Data extracted from a collection:
————

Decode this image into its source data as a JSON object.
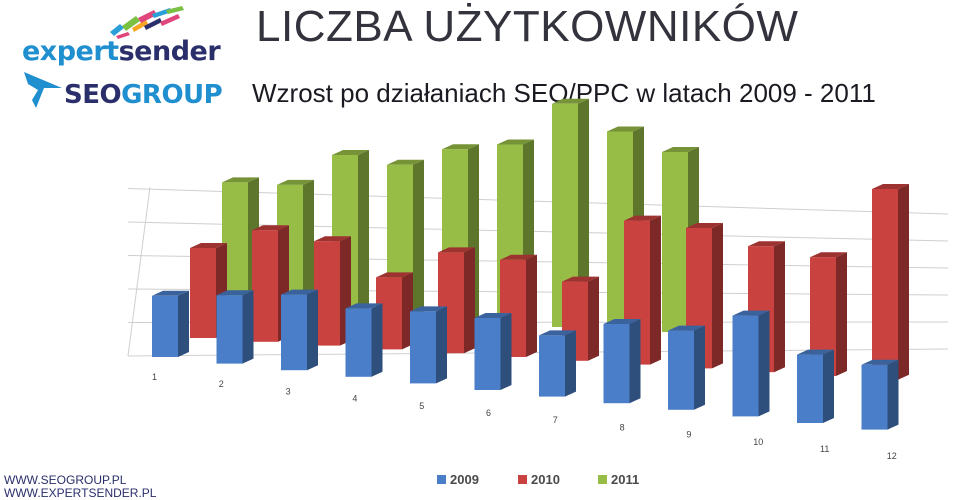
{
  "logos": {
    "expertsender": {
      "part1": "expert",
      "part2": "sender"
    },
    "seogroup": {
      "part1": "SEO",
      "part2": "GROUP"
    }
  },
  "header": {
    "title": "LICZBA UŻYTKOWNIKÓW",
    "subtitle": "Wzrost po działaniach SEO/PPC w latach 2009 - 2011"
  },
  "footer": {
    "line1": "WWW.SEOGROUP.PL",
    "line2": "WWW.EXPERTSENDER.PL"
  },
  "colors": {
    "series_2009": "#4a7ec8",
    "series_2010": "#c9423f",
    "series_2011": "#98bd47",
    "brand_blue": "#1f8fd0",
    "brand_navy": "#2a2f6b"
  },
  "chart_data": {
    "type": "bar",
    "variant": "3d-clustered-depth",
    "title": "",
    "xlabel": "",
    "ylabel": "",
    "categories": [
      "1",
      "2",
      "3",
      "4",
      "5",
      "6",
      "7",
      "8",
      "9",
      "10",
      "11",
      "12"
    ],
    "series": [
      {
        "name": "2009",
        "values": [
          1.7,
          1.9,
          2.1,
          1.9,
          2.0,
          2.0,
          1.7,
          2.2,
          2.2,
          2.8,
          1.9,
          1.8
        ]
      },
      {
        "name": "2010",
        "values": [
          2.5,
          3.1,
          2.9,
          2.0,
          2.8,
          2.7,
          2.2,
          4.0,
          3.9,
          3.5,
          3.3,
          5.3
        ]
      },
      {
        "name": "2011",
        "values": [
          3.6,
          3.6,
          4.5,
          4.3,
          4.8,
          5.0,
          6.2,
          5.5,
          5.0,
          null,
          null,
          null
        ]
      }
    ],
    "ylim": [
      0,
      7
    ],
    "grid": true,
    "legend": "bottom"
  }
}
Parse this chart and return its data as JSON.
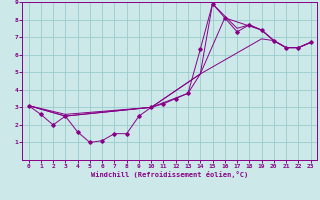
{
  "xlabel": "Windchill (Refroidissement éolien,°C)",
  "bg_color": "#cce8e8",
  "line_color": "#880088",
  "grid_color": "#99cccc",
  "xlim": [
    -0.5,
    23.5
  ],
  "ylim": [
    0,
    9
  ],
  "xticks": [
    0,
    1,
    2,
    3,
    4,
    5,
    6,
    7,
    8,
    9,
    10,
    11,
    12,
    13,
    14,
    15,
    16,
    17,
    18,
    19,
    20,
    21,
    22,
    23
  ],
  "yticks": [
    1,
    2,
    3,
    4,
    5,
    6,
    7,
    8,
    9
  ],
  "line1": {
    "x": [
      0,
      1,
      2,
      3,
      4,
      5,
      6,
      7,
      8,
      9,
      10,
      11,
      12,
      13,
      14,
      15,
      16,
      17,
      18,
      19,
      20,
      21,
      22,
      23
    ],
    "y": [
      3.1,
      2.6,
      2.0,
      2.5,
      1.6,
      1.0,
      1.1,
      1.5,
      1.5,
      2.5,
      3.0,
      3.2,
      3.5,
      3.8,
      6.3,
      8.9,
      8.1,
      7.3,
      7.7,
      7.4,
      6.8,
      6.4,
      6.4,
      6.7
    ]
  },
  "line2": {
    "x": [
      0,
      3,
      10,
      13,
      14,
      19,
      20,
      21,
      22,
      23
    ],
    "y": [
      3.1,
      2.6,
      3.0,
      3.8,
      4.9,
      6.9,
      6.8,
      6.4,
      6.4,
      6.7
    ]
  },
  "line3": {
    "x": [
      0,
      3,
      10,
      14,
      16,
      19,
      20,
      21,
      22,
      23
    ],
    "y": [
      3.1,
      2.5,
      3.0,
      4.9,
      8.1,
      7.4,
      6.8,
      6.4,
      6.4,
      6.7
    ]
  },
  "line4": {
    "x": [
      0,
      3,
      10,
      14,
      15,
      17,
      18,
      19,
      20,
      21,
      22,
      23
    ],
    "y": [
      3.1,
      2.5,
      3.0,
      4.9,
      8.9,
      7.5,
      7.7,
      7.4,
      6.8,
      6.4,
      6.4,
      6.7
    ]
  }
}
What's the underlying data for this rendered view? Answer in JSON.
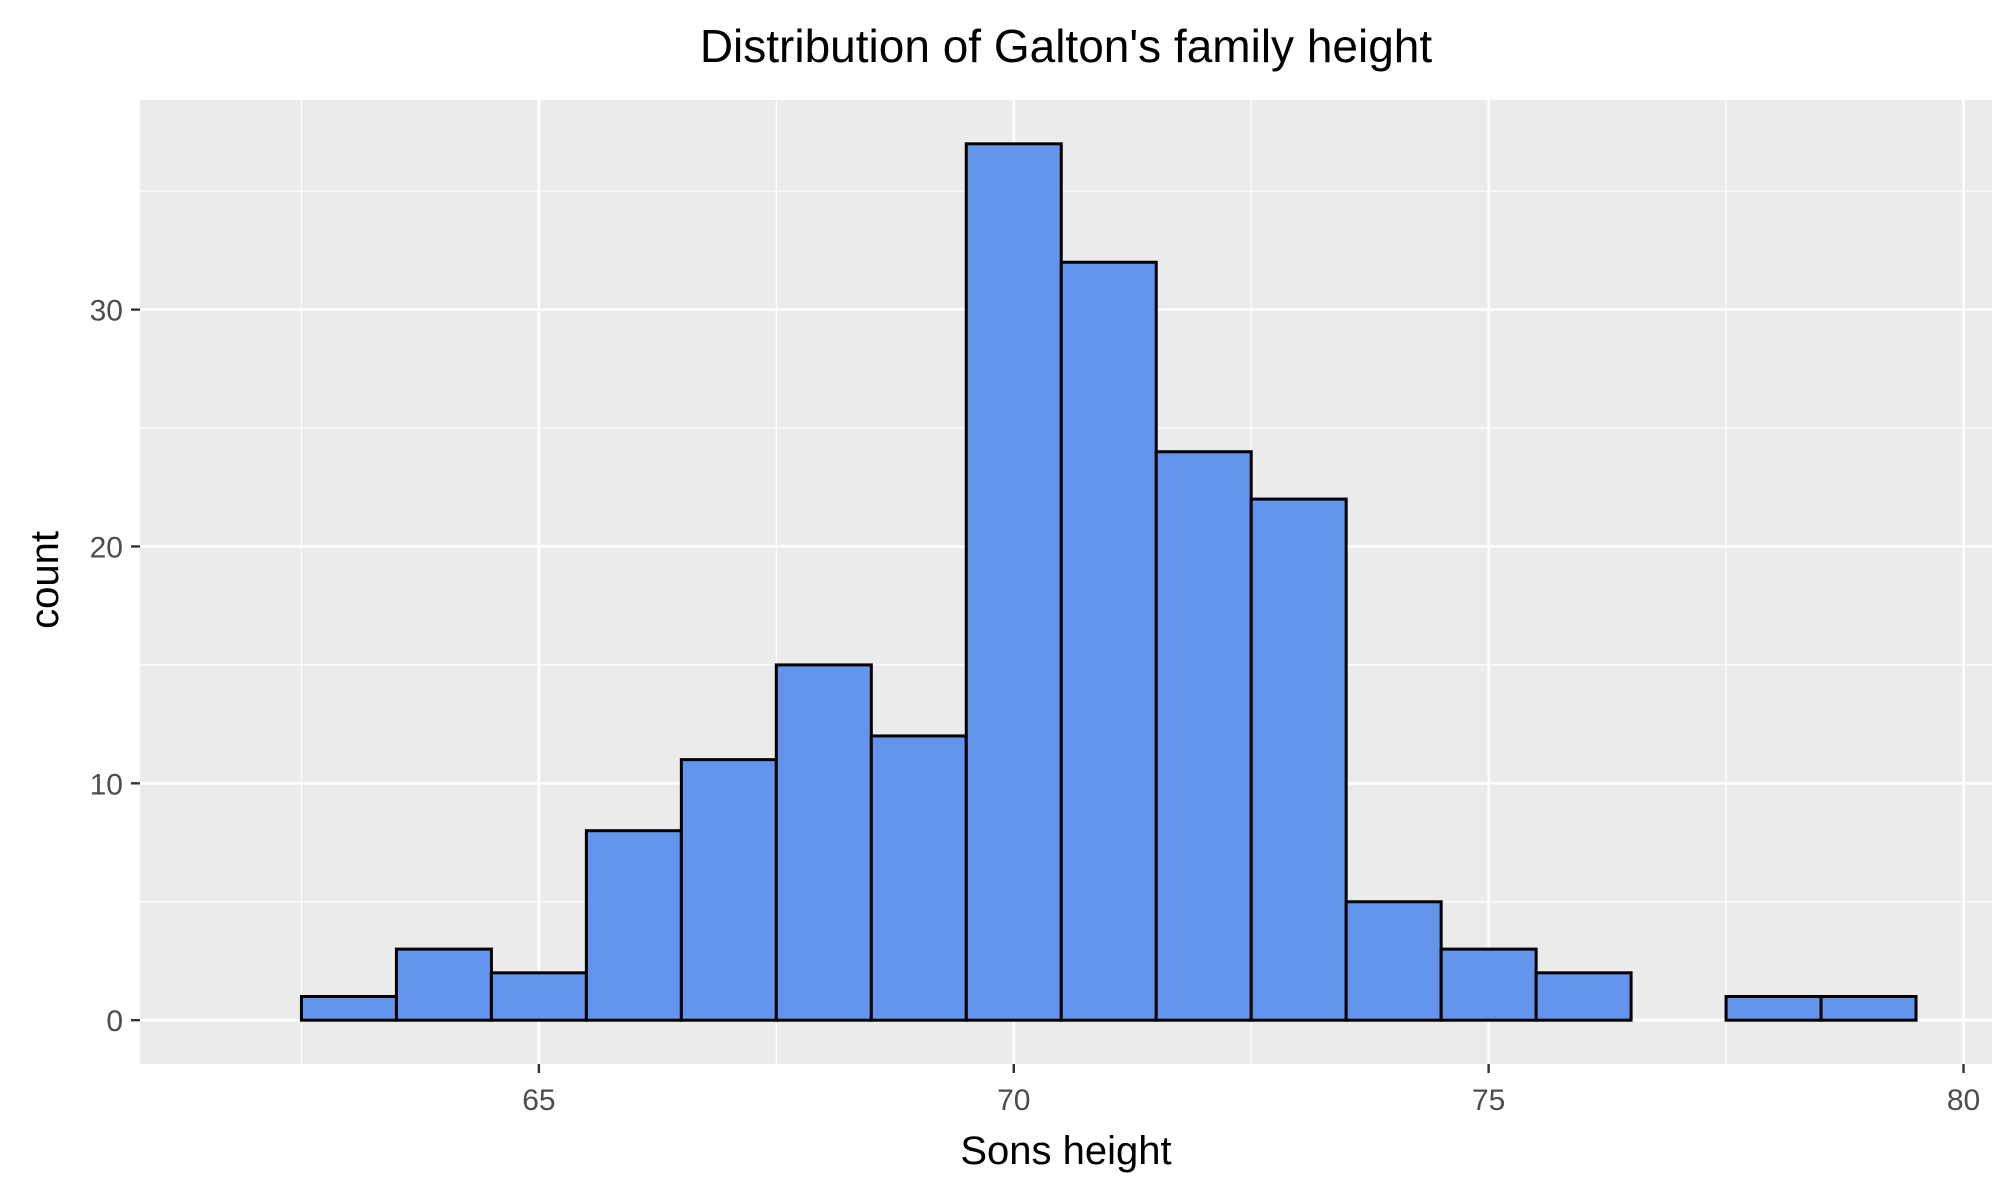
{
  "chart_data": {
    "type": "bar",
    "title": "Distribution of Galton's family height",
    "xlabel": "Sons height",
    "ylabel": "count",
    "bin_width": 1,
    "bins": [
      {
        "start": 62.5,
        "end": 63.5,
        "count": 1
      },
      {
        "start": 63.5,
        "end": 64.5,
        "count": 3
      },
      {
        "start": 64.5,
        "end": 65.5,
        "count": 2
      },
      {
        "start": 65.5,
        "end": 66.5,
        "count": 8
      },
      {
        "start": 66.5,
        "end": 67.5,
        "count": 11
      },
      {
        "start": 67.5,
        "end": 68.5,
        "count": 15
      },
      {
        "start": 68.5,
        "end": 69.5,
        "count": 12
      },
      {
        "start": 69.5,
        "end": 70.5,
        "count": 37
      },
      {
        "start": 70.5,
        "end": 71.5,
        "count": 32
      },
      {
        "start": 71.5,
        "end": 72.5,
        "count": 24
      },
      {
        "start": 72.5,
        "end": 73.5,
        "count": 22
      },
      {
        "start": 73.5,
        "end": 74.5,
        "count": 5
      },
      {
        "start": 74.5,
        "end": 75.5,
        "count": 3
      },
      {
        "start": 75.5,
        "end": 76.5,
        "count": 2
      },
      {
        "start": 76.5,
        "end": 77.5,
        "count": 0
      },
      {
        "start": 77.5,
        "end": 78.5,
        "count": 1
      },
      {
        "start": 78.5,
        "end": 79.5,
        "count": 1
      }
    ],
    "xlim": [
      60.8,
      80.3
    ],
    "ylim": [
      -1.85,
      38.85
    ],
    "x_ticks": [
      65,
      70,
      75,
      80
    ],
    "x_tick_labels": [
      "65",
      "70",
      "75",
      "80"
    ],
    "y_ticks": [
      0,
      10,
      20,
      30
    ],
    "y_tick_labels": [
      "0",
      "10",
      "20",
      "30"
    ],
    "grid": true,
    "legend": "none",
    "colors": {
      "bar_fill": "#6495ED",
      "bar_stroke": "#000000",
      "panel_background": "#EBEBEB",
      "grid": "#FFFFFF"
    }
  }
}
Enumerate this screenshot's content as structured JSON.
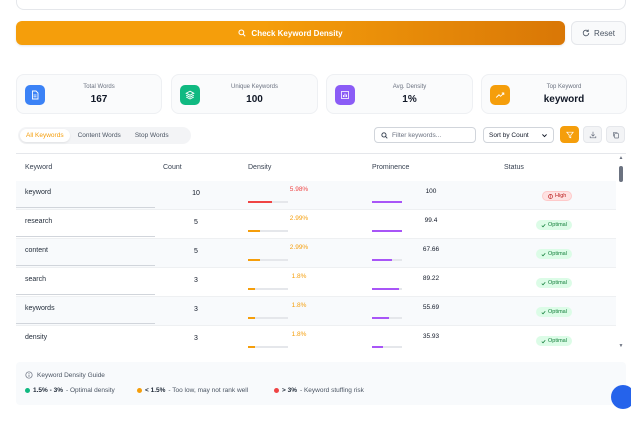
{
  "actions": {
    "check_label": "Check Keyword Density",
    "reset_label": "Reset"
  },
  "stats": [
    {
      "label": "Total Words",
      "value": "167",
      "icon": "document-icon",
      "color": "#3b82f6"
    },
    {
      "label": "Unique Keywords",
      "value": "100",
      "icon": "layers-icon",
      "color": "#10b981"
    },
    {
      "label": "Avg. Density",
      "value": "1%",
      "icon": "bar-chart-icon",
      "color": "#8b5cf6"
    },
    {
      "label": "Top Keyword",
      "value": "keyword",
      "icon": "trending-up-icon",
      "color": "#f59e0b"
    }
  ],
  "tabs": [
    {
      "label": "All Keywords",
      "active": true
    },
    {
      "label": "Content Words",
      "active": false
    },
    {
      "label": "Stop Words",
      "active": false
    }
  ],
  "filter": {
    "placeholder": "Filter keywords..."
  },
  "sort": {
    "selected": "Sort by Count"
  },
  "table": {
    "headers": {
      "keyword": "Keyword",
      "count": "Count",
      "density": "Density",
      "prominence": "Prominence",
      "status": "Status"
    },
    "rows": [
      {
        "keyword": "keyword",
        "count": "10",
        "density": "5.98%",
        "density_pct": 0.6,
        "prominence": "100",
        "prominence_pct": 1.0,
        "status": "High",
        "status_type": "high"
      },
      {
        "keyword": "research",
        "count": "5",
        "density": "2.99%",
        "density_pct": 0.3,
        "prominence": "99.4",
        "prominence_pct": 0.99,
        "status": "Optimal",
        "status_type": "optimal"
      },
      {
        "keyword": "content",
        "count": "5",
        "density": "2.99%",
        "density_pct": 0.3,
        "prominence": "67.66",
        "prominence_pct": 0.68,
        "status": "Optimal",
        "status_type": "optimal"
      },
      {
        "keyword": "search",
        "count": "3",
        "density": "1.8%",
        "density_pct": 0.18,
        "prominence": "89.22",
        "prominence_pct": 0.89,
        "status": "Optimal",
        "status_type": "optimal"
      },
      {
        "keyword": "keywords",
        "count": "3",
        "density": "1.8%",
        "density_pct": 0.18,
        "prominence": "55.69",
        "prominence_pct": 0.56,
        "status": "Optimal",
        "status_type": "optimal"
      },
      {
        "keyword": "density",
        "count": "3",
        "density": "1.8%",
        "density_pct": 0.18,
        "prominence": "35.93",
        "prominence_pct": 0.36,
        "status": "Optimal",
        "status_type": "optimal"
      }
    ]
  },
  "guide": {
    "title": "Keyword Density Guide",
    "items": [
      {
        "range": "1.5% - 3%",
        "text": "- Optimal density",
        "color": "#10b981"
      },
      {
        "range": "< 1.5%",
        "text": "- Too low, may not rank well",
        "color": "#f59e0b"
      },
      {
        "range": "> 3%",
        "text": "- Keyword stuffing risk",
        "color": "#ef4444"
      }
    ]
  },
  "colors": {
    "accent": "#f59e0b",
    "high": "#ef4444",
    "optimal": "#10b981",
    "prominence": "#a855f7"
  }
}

————

Each line containing the word "JSON" counts once; report the total alone.

4